Data excerpts:
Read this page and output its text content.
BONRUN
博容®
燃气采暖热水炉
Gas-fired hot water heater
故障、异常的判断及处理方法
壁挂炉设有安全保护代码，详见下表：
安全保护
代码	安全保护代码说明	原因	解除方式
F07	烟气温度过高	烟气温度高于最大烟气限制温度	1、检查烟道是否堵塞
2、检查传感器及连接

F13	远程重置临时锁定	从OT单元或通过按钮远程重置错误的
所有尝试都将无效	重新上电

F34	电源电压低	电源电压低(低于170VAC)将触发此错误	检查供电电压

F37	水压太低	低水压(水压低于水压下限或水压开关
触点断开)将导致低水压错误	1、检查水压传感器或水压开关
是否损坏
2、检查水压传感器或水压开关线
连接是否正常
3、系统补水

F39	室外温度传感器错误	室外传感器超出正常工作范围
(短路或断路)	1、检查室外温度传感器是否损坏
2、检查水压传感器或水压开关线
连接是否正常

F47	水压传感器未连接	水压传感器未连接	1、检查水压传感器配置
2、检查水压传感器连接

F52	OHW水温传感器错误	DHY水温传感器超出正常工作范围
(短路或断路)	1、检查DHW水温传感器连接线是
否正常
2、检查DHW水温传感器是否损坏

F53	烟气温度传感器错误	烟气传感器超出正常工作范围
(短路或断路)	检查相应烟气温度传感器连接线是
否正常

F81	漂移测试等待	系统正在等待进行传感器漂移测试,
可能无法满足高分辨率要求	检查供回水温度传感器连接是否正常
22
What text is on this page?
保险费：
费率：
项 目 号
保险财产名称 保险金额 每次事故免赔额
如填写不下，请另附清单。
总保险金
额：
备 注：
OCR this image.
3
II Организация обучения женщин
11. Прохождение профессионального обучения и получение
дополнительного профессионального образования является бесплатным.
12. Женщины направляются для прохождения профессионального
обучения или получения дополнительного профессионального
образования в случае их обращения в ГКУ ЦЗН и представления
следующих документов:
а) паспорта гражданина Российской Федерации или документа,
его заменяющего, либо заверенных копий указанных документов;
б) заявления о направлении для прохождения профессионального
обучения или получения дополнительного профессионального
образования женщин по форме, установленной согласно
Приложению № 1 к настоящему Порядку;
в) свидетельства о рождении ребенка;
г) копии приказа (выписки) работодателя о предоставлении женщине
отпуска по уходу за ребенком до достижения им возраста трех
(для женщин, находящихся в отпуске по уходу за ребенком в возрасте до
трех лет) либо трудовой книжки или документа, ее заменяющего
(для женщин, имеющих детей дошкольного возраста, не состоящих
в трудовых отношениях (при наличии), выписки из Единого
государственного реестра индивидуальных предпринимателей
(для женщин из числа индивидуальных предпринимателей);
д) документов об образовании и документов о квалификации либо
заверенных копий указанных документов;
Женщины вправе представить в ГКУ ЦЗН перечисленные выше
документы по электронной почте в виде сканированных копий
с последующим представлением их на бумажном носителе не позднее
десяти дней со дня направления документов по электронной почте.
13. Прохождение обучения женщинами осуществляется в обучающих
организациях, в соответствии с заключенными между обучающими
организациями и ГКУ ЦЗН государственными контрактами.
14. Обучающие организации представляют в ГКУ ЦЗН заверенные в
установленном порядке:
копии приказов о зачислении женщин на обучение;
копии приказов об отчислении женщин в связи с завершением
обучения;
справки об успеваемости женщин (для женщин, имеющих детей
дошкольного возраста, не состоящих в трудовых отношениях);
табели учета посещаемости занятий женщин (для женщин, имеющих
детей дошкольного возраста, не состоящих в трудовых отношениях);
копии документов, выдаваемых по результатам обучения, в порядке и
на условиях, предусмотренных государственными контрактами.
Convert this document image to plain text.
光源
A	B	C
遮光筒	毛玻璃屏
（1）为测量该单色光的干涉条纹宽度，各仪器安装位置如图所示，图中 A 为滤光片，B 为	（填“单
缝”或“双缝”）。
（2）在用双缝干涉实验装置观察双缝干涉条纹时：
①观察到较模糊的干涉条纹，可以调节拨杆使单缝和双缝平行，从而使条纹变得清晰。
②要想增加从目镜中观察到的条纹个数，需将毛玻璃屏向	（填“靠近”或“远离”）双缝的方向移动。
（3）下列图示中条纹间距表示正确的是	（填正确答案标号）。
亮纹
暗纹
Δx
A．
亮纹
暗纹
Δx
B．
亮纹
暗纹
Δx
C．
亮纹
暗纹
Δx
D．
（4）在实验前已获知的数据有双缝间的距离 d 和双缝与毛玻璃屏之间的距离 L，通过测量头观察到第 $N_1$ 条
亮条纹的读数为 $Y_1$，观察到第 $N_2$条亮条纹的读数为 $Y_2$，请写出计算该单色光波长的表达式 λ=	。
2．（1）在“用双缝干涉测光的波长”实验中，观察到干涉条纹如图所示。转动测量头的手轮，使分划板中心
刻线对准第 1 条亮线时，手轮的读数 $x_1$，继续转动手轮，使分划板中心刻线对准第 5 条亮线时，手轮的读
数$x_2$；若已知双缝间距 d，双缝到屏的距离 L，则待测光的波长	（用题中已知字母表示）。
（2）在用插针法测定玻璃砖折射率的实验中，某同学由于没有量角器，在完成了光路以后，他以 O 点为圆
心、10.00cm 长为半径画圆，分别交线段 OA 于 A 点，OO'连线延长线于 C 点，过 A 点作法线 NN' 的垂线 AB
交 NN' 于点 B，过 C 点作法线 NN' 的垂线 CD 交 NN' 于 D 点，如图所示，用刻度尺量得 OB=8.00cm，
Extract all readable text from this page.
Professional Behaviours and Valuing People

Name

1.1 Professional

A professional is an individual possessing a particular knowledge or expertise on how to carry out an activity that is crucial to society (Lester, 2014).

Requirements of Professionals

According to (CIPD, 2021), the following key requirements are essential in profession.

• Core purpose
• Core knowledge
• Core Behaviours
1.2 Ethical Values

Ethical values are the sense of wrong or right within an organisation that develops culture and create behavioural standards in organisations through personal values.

Aim of the task: Your task is to return, exactly and on their own, the lines from the one containing "Extract all readable text from this page." through the last line of the listing.

The response:
Extract all readable text from this page.
Professional Behaviours and Valuing People

Name

1.1 Professional

A professional is an individual possessing a particular knowledge or expertise on how to carry out an activity that is crucial to society (Lester, 2014).

Requirements of Professionals

According to (CIPD, 2021), the following key requirements are essential in profession.

• Core purpose
• Core knowledge
• Core Behaviours
1.2 Ethical Values

Ethical values are the sense of wrong or right within an organisation that develops culture and create behavioural standards in organisations through personal values.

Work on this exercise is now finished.